Given task →
No images are to be carried over; print all other material exactly as it stands.

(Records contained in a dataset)

§ §

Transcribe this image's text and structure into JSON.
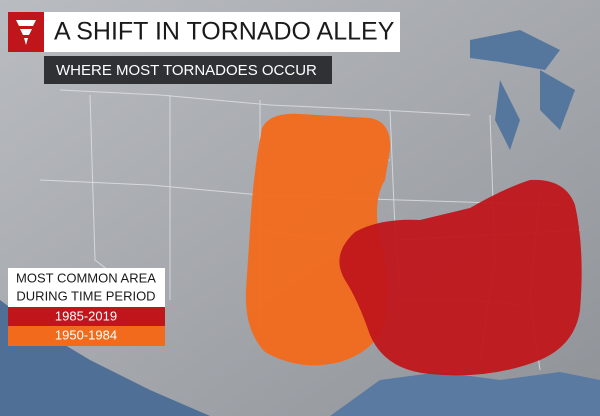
{
  "header": {
    "title": "A SHIFT IN TORNADO ALLEY",
    "subtitle": "WHERE MOST TORNADOES OCCUR"
  },
  "legend": {
    "title": [
      "MOST COMMON AREA",
      "DURING TIME PERIOD"
    ],
    "items": [
      {
        "label": "1985-2019",
        "color": "#c0161b"
      },
      {
        "label": "1950-1984",
        "color": "#f26a1b"
      }
    ]
  }
}
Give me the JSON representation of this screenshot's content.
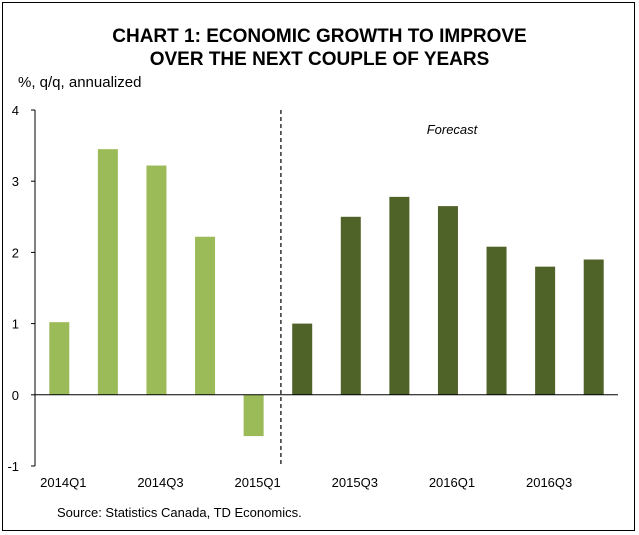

§ §

Reply to the exercise →
Transcribe this image's text and structure into JSON.
{
  "header": {
    "title": "A SHIFT IN TORNADO ALLEY",
    "subtitle": "WHERE MOST TORNADOES OCCUR"
  },
  "legend": {
    "title": [
      "MOST COMMON AREA",
      "DURING TIME PERIOD"
    ],
    "items": [
      {
        "label": "1985-2019",
        "color": "#c0161b"
      },
      {
        "label": "1950-1984",
        "color": "#f26a1b"
      }
    ]
  }
}
Give me the JSON representation of this screenshot's content.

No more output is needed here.